» **THE PROBLEM**:
Make a verbatim copy of the entries below; pictures stay out.

» **STORED DATA**:
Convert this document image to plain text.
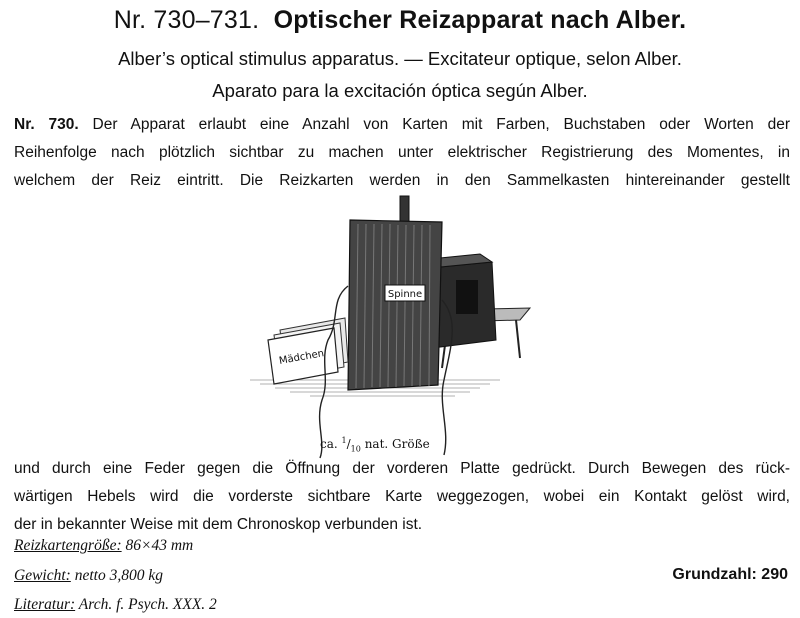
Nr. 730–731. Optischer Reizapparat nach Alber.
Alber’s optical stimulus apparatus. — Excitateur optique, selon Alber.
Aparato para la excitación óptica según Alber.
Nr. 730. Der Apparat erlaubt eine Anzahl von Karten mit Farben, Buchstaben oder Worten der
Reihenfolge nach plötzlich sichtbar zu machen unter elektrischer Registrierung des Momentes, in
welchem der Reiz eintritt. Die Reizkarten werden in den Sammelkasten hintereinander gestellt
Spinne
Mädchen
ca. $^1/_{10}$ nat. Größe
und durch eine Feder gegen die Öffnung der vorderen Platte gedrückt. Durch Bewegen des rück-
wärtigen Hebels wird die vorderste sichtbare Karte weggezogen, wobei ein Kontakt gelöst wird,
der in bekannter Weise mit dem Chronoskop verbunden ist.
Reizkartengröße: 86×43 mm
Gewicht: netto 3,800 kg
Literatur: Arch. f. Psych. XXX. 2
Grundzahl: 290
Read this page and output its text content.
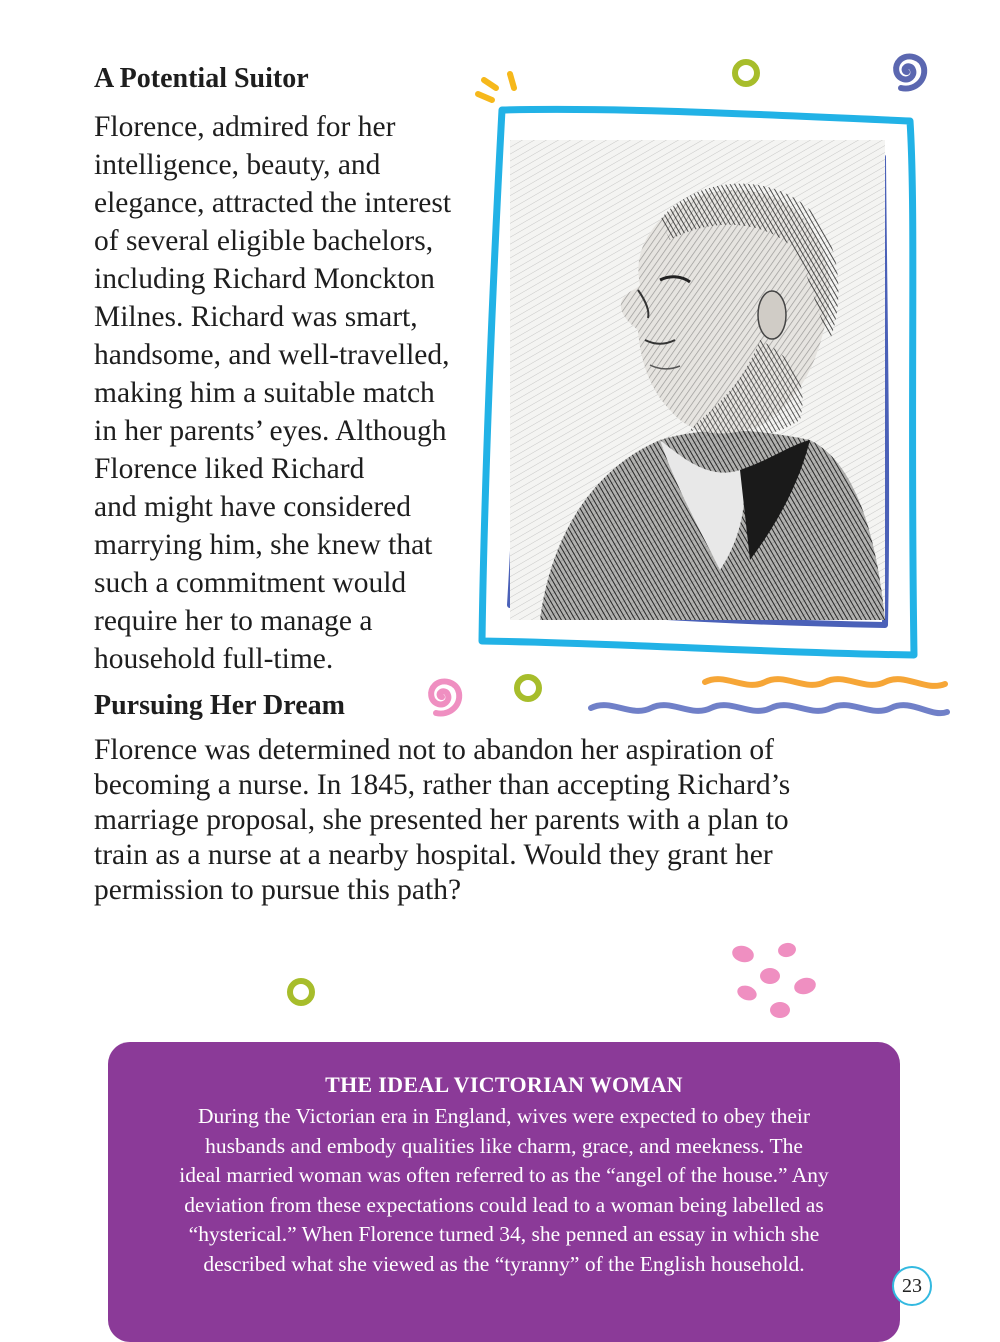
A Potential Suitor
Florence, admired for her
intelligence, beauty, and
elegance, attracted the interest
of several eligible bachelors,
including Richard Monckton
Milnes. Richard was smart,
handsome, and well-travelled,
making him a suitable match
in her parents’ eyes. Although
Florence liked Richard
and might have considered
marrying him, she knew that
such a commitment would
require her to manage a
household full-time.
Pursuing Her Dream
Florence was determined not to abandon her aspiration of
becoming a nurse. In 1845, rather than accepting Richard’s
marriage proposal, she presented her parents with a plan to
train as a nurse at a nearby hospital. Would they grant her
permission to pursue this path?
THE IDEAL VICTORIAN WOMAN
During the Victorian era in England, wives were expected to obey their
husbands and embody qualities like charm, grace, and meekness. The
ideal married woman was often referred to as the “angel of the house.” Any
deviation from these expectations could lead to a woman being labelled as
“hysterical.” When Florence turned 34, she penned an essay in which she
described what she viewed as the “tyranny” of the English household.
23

» **RESULT OF THE TASK**:
Convert this document image to plain text.
Nr. 730–731. Optischer Reizapparat nach Alber.
Alber’s optical stimulus apparatus. — Excitateur optique, selon Alber.
Aparato para la excitación óptica según Alber.
Nr. 730. Der Apparat erlaubt eine Anzahl von Karten mit Farben, Buchstaben oder Worten der
Reihenfolge nach plötzlich sichtbar zu machen unter elektrischer Registrierung des Momentes, in
welchem der Reiz eintritt. Die Reizkarten werden in den Sammelkasten hintereinander gestellt
Spinne
Mädchen
ca. $^1/_{10}$ nat. Größe
und durch eine Feder gegen die Öffnung der vorderen Platte gedrückt. Durch Bewegen des rück-
wärtigen Hebels wird die vorderste sichtbare Karte weggezogen, wobei ein Kontakt gelöst wird,
der in bekannter Weise mit dem Chronoskop verbunden ist.
Reizkartengröße: 86×43 mm
Gewicht: netto 3,800 kg
Literatur: Arch. f. Psych. XXX. 2
Grundzahl: 290
Read this page and output its text content.
A Potential Suitor
Florence, admired for her
intelligence, beauty, and
elegance, attracted the interest
of several eligible bachelors,
including Richard Monckton
Milnes. Richard was smart,
handsome, and well-travelled,
making him a suitable match
in her parents’ eyes. Although
Florence liked Richard
and might have considered
marrying him, she knew that
such a commitment would
require her to manage a
household full-time.
Pursuing Her Dream
Florence was determined not to abandon her aspiration of
becoming a nurse. In 1845, rather than accepting Richard’s
marriage proposal, she presented her parents with a plan to
train as a nurse at a nearby hospital. Would they grant her
permission to pursue this path?
THE IDEAL VICTORIAN WOMAN
During the Victorian era in England, wives were expected to obey their
husbands and embody qualities like charm, grace, and meekness. The
ideal married woman was often referred to as the “angel of the house.” Any
deviation from these expectations could lead to a woman being labelled as
“hysterical.” When Florence turned 34, she penned an essay in which she
described what she viewed as the “tyranny” of the English household.
23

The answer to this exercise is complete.